What you are asked to do:
Copy the material from its first line through the line containing "clipboard-check-icon bbox=[10, 8, 28, 25]", changing "bounding boxes" to "box coordinates" and leaving everything else as it is.

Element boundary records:
============================================================

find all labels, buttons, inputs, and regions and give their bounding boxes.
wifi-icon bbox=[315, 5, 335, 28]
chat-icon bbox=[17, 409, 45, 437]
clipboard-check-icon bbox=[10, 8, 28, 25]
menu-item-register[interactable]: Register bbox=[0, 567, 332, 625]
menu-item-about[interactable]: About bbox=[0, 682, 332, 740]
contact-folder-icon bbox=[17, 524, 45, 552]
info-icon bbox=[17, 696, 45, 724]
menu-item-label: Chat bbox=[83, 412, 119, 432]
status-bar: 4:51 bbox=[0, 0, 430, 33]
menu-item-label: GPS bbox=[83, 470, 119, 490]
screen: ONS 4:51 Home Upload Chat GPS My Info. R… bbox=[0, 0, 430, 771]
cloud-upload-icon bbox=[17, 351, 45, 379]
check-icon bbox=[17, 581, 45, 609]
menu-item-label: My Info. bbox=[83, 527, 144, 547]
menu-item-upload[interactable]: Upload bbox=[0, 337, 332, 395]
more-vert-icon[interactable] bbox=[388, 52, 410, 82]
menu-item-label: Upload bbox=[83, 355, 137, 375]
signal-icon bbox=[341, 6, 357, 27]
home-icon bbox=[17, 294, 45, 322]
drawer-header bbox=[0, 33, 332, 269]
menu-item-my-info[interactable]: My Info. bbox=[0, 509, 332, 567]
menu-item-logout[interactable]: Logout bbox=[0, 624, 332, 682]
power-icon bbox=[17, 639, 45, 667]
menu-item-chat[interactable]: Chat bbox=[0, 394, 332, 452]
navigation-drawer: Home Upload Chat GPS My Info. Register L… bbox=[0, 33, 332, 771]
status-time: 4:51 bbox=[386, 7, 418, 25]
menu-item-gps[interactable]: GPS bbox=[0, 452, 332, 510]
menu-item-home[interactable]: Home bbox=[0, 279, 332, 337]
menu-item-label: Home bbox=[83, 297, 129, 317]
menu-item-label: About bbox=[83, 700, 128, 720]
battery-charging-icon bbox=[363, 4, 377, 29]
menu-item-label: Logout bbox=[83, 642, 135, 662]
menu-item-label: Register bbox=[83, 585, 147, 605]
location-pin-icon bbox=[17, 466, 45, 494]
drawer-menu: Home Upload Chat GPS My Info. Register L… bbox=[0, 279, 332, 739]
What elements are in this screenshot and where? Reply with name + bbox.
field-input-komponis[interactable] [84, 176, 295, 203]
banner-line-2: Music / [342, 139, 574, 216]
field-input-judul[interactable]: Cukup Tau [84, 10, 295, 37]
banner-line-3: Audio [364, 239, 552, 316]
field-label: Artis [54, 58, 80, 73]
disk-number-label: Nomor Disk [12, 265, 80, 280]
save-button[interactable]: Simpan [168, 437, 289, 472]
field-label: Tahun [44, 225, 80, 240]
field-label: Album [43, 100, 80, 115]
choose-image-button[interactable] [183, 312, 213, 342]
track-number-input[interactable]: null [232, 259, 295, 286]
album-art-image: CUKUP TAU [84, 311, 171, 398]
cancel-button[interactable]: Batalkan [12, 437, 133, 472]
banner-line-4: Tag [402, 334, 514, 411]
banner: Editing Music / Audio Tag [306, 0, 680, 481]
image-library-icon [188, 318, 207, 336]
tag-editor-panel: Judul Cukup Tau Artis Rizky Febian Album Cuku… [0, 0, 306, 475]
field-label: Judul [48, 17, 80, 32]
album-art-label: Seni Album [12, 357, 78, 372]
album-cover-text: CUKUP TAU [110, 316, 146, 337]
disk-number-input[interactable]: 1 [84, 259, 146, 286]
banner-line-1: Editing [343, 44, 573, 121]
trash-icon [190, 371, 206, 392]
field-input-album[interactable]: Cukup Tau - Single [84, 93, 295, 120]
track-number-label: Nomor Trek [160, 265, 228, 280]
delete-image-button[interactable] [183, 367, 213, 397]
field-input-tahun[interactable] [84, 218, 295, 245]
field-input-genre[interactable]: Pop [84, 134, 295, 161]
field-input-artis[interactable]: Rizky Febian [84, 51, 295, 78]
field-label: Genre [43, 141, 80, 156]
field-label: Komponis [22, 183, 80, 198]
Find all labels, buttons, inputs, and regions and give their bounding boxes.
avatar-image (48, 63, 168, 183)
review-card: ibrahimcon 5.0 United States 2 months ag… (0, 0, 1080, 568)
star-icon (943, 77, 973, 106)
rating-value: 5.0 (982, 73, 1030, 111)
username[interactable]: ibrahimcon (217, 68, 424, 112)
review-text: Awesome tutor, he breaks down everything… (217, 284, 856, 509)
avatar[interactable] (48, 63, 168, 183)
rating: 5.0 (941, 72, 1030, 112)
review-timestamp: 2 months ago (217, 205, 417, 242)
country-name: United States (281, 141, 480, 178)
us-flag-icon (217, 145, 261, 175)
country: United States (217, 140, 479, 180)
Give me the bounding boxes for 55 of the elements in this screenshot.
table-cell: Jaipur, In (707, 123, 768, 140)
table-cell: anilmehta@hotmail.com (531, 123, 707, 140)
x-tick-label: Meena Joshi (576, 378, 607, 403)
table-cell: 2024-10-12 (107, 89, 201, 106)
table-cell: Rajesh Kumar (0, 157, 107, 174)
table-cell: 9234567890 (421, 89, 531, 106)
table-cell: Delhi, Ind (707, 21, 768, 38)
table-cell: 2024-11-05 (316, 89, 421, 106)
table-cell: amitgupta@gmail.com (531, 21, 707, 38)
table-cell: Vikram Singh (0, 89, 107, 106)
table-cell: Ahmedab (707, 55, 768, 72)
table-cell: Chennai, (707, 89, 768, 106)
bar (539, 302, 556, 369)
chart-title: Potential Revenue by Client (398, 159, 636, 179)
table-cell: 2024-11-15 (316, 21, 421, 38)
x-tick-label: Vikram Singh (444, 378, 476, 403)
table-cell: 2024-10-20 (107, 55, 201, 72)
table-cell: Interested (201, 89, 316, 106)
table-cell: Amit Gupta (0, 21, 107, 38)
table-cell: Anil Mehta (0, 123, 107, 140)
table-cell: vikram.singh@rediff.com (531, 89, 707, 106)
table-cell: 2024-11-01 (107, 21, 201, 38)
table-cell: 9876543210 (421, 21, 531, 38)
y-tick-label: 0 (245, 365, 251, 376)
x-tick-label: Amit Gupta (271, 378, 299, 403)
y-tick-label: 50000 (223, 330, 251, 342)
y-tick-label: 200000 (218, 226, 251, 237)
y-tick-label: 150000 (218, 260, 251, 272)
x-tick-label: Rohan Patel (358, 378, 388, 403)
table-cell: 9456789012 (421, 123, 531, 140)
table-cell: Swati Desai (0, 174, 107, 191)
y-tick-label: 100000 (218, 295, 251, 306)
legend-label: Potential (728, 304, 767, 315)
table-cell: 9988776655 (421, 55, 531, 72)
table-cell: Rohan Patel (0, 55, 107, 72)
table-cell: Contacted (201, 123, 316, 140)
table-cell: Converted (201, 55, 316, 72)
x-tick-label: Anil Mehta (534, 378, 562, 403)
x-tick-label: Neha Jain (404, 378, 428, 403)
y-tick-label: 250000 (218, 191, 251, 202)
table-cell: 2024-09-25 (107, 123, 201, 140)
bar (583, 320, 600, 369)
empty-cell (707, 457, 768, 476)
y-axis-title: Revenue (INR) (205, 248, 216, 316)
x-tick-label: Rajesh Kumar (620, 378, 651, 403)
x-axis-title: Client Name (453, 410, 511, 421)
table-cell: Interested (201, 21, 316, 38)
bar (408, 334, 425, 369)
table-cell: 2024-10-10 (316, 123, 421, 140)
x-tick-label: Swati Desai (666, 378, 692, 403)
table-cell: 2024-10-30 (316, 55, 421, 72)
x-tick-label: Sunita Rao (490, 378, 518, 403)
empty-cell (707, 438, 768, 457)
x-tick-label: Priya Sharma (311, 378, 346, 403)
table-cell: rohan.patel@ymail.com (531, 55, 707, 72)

============================================================

Solution for this task:
find all labels, buttons, inputs, and regions and give their box coordinates.
wifi-icon bbox=[315, 5, 335, 28]
chat-icon bbox=[17, 409, 45, 437]
clipboard-check-icon bbox=[10, 8, 28, 25]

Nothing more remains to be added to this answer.